● **WORK TO BE COMPLETED**: Extract all lines that hold the string "this".

● **DATA SUPPLIED**:
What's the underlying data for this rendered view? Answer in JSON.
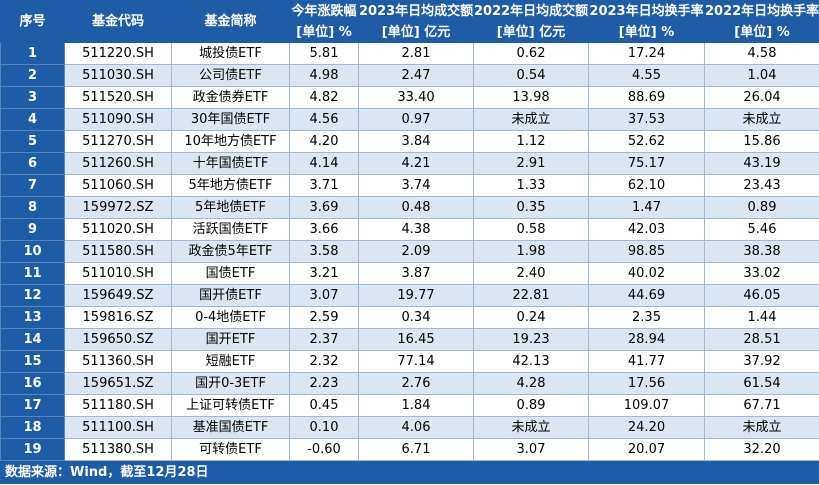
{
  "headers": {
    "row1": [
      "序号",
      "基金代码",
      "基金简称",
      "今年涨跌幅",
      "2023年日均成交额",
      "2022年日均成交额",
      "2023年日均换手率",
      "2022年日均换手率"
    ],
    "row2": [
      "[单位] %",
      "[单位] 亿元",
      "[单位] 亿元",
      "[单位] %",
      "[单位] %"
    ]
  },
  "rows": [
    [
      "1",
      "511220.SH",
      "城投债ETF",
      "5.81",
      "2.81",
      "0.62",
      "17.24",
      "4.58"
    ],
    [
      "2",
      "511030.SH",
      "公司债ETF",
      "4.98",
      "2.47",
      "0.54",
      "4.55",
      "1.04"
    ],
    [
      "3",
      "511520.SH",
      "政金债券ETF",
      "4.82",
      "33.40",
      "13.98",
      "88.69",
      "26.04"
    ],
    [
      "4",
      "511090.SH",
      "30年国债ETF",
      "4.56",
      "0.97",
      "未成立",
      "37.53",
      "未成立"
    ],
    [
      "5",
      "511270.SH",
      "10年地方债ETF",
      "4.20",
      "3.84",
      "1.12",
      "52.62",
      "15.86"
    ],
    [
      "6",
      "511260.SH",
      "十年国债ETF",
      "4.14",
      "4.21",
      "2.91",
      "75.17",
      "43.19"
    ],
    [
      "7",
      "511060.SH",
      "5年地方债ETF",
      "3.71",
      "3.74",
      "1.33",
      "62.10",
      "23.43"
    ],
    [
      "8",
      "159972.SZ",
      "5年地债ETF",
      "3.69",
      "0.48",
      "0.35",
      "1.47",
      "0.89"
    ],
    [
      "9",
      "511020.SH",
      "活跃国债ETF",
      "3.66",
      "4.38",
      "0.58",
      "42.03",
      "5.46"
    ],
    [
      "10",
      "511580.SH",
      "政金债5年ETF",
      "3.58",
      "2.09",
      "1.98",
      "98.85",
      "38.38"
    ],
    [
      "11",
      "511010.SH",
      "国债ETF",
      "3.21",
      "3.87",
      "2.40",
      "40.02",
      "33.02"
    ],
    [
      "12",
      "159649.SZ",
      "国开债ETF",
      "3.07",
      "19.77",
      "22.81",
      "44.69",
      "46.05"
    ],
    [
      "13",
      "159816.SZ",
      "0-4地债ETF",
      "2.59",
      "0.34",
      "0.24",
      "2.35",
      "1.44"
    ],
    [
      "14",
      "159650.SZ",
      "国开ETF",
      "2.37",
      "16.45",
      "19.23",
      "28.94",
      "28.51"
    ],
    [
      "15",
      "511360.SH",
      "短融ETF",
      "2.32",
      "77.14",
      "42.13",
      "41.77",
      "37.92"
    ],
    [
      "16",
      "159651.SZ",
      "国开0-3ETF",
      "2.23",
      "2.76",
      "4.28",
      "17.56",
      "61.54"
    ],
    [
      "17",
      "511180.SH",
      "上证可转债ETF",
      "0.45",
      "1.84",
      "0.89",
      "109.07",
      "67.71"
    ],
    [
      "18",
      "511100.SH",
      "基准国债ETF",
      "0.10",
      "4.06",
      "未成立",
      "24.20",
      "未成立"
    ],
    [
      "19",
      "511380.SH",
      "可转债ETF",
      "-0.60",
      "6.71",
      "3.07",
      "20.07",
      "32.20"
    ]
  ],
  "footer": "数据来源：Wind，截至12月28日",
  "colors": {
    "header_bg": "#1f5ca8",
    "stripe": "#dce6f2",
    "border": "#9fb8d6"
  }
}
...
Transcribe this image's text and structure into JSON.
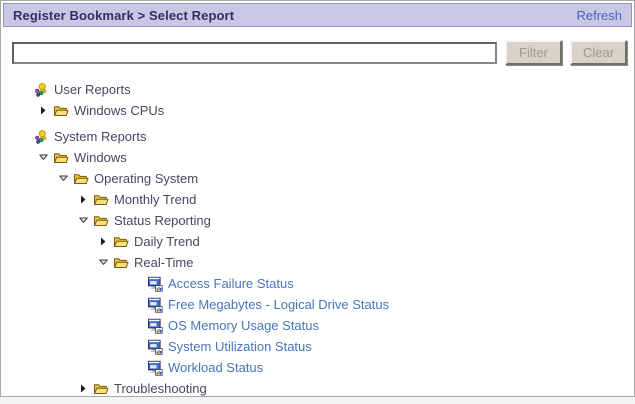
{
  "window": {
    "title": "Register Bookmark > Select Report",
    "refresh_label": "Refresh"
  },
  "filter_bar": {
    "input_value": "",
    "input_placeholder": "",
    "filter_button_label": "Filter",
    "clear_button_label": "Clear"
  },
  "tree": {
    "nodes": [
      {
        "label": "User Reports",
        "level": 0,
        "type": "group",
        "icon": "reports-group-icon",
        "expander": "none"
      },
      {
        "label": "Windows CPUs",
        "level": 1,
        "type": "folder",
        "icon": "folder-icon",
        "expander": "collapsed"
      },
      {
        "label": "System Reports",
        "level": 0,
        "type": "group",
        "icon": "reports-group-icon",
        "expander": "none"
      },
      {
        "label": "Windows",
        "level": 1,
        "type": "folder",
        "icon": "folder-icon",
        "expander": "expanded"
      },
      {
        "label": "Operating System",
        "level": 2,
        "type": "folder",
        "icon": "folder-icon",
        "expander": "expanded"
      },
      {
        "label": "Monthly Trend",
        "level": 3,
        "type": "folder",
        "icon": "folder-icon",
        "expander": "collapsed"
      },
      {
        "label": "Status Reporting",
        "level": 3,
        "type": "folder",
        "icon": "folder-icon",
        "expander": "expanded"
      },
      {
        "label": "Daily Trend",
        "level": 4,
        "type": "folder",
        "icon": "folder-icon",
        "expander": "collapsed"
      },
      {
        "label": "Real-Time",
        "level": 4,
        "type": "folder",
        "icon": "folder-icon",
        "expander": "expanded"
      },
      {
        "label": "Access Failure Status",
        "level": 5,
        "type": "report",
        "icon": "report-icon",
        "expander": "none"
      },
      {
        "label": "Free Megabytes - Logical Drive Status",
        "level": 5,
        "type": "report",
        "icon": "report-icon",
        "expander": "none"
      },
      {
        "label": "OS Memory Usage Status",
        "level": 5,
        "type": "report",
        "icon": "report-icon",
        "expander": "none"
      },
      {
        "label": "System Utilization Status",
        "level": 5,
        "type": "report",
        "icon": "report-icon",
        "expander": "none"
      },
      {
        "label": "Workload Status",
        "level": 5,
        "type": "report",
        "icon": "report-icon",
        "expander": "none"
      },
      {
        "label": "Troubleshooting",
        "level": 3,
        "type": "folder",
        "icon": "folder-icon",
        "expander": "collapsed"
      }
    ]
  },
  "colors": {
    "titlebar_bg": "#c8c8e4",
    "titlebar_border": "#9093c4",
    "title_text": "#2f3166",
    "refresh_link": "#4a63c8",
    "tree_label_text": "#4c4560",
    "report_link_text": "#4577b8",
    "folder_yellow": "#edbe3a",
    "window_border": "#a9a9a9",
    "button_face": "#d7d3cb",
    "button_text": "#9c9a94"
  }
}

● **THE OUTPUT**:
What's the underlying data for this rendered view? Answer in JSON.
Transcribe this image's text and structure into JSON.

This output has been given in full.